> **What to do**:
Return the listing word for word, as given.

○ ○ ○ ○ ○ ○ ○

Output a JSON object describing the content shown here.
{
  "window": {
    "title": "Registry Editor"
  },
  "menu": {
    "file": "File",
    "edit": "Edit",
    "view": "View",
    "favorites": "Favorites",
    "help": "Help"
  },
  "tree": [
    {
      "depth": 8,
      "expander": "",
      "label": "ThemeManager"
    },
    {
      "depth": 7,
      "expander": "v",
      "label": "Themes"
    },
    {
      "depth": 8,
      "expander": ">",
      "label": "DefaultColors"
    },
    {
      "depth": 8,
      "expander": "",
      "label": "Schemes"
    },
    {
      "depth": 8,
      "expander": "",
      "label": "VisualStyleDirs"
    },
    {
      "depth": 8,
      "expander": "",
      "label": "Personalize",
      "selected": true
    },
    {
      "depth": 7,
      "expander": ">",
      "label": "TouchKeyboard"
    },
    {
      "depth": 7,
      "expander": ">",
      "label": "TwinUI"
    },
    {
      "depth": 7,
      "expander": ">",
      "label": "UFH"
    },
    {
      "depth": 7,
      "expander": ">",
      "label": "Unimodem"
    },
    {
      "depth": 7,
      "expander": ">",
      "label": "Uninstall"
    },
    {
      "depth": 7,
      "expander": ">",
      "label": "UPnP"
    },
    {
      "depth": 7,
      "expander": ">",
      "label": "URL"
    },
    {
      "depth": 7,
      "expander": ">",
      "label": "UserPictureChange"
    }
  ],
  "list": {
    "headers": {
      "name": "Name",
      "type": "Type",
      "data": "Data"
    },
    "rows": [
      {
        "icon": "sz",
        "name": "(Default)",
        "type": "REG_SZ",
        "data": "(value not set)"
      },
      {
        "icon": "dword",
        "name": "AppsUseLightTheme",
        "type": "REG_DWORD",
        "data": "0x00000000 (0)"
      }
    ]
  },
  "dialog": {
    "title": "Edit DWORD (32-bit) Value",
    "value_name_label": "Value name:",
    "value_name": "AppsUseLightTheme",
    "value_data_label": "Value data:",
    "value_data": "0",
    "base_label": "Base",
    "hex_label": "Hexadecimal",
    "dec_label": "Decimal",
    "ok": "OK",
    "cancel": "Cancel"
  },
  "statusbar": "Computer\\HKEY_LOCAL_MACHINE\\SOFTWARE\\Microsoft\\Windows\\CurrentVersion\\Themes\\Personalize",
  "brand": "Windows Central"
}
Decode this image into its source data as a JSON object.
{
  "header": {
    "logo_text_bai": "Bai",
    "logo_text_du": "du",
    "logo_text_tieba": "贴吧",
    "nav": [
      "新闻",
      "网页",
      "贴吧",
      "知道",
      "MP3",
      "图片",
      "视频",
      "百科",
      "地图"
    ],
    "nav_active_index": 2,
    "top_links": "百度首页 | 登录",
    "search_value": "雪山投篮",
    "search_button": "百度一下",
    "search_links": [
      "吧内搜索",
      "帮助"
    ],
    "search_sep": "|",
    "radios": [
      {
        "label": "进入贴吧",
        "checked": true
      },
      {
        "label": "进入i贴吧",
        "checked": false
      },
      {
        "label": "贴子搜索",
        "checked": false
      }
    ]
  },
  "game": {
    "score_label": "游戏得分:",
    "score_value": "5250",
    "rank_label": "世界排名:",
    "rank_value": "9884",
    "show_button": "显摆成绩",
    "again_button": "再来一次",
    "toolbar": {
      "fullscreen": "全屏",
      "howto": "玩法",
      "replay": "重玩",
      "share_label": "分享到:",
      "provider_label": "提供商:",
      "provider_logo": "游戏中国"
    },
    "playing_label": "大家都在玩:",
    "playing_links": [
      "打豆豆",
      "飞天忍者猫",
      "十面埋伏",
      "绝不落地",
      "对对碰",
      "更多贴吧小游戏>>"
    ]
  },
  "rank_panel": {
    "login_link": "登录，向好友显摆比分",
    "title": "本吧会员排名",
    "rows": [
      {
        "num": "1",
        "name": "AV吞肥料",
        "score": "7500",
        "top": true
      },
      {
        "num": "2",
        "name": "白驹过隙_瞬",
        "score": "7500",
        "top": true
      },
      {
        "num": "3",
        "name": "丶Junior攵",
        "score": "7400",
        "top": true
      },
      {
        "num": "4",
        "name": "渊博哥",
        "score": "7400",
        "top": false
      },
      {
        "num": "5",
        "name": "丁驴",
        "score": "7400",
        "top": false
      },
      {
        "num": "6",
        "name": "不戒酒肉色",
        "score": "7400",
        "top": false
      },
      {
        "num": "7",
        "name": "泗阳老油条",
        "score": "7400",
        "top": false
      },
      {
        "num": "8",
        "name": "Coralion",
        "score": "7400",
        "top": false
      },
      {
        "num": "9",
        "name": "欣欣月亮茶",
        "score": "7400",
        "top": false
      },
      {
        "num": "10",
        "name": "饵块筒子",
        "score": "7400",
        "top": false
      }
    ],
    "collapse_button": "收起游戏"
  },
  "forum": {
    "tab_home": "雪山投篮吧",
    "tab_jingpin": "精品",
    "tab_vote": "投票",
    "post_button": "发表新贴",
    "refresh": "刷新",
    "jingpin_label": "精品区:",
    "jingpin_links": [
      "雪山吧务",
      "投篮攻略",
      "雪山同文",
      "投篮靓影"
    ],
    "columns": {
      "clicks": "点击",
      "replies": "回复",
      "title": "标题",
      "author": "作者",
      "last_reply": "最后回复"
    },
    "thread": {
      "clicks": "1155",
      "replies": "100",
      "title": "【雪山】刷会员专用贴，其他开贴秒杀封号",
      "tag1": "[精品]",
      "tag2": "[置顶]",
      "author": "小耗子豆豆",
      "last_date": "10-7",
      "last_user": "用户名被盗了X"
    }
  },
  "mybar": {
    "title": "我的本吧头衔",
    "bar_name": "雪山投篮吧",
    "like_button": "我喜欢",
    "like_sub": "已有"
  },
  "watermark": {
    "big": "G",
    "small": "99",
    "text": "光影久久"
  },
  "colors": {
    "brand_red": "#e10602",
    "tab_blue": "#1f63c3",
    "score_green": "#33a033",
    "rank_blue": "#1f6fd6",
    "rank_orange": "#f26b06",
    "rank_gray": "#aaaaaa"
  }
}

○ ○ ○ ○ ○ ○ ○

> **Answer to this task**:
Output a JSON object describing the content shown here.
{
  "window": {
    "title": "Registry Editor"
  },
  "menu": {
    "file": "File",
    "edit": "Edit",
    "view": "View",
    "favorites": "Favorites",
    "help": "Help"
  },
  "tree": [
    {
      "depth": 8,
      "expander": "",
      "label": "ThemeManager"
    },
    {
      "depth": 7,
      "expander": "v",
      "label": "Themes"
    },
    {
      "depth": 8,
      "expander": ">",
      "label": "DefaultColors"
    },
    {
      "depth": 8,
      "expander": "",
      "label": "Schemes"
    },
    {
      "depth": 8,
      "expander": "",
      "label": "VisualStyleDirs"
    },
    {
      "depth": 8,
      "expander": "",
      "label": "Personalize",
      "selected": true
    },
    {
      "depth": 7,
      "expander": ">",
      "label": "TouchKeyboard"
    },
    {
      "depth": 7,
      "expander": ">",
      "label": "TwinUI"
    },
    {
      "depth": 7,
      "expander": ">",
      "label": "UFH"
    },
    {
      "depth": 7,
      "expander": ">",
      "label": "Unimodem"
    },
    {
      "depth": 7,
      "expander": ">",
      "label": "Uninstall"
    },
    {
      "depth": 7,
      "expander": ">",
      "label": "UPnP"
    },
    {
      "depth": 7,
      "expander": ">",
      "label": "URL"
    },
    {
      "depth": 7,
      "expander": ">",
      "label": "UserPictureChange"
    }
  ],
  "list": {
    "headers": {
      "name": "Name",
      "type": "Type",
      "data": "Data"
    },
    "rows": [
      {
        "icon": "sz",
        "name": "(Default)",
        "type": "REG_SZ",
        "data": "(value not set)"
      },
      {
        "icon": "dword",
        "name": "AppsUseLightTheme",
        "type": "REG_DWORD",
        "data": "0x00000000 (0)"
      }
    ]
  },
  "dialog": {
    "title": "Edit DWORD (32-bit) Value",
    "value_name_label": "Value name:",
    "value_name": "AppsUseLightTheme",
    "value_data_label": "Value data:",
    "value_data": "0",
    "base_label": "Base",
    "hex_label": "Hexadecimal",
    "dec_label": "Decimal",
    "ok": "OK",
    "cancel": "Cancel"
  },
  "statusbar": "Computer\\HKEY_LOCAL_MACHINE\\SOFTWARE\\Microsoft\\Windows\\CurrentVersion\\Themes\\Personalize",
  "brand": "Windows Central"
}
Decode this image into its source data as a JSON object.
{
  "header": {
    "logo_text_bai": "Bai",
    "logo_text_du": "du",
    "logo_text_tieba": "贴吧",
    "nav": [
      "新闻",
      "网页",
      "贴吧",
      "知道",
      "MP3",
      "图片",
      "视频",
      "百科",
      "地图"
    ],
    "nav_active_index": 2,
    "top_links": "百度首页 | 登录",
    "search_value": "雪山投篮",
    "search_button": "百度一下",
    "search_links": [
      "吧内搜索",
      "帮助"
    ],
    "search_sep": "|",
    "radios": [
      {
        "label": "进入贴吧",
        "checked": true
      },
      {
        "label": "进入i贴吧",
        "checked": false
      },
      {
        "label": "贴子搜索",
        "checked": false
      }
    ]
  },
  "game": {
    "score_label": "游戏得分:",
    "score_value": "5250",
    "rank_label": "世界排名:",
    "rank_value": "9884",
    "show_button": "显摆成绩",
    "again_button": "再来一次",
    "toolbar": {
      "fullscreen": "全屏",
      "howto": "玩法",
      "replay": "重玩",
      "share_label": "分享到:",
      "provider_label": "提供商:",
      "provider_logo": "游戏中国"
    },
    "playing_label": "大家都在玩:",
    "playing_links": [
      "打豆豆",
      "飞天忍者猫",
      "十面埋伏",
      "绝不落地",
      "对对碰",
      "更多贴吧小游戏>>"
    ]
  },
  "rank_panel": {
    "login_link": "登录，向好友显摆比分",
    "title": "本吧会员排名",
    "rows": [
      {
        "num": "1",
        "name": "AV吞肥料",
        "score": "7500",
        "top": true
      },
      {
        "num": "2",
        "name": "白驹过隙_瞬",
        "score": "7500",
        "top": true
      },
      {
        "num": "3",
        "name": "丶Junior攵",
        "score": "7400",
        "top": true
      },
      {
        "num": "4",
        "name": "渊博哥",
        "score": "7400",
        "top": false
      },
      {
        "num": "5",
        "name": "丁驴",
        "score": "7400",
        "top": false
      },
      {
        "num": "6",
        "name": "不戒酒肉色",
        "score": "7400",
        "top": false
      },
      {
        "num": "7",
        "name": "泗阳老油条",
        "score": "7400",
        "top": false
      },
      {
        "num": "8",
        "name": "Coralion",
        "score": "7400",
        "top": false
      },
      {
        "num": "9",
        "name": "欣欣月亮茶",
        "score": "7400",
        "top": false
      },
      {
        "num": "10",
        "name": "饵块筒子",
        "score": "7400",
        "top": false
      }
    ],
    "collapse_button": "收起游戏"
  },
  "forum": {
    "tab_home": "雪山投篮吧",
    "tab_jingpin": "精品",
    "tab_vote": "投票",
    "post_button": "发表新贴",
    "refresh": "刷新",
    "jingpin_label": "精品区:",
    "jingpin_links": [
      "雪山吧务",
      "投篮攻略",
      "雪山同文",
      "投篮靓影"
    ],
    "columns": {
      "clicks": "点击",
      "replies": "回复",
      "title": "标题",
      "author": "作者",
      "last_reply": "最后回复"
    },
    "thread": {
      "clicks": "1155",
      "replies": "100",
      "title": "【雪山】刷会员专用贴，其他开贴秒杀封号",
      "tag1": "[精品]",
      "tag2": "[置顶]",
      "author": "小耗子豆豆",
      "last_date": "10-7",
      "last_user": "用户名被盗了X"
    }
  },
  "mybar": {
    "title": "我的本吧头衔",
    "bar_name": "雪山投篮吧",
    "like_button": "我喜欢",
    "like_sub": "已有"
  },
  "watermark": {
    "big": "G",
    "small": "99",
    "text": "光影久久"
  },
  "colors": {
    "brand_red": "#e10602",
    "tab_blue": "#1f63c3",
    "score_green": "#33a033",
    "rank_blue": "#1f6fd6",
    "rank_orange": "#f26b06",
    "rank_gray": "#aaaaaa"
  }
}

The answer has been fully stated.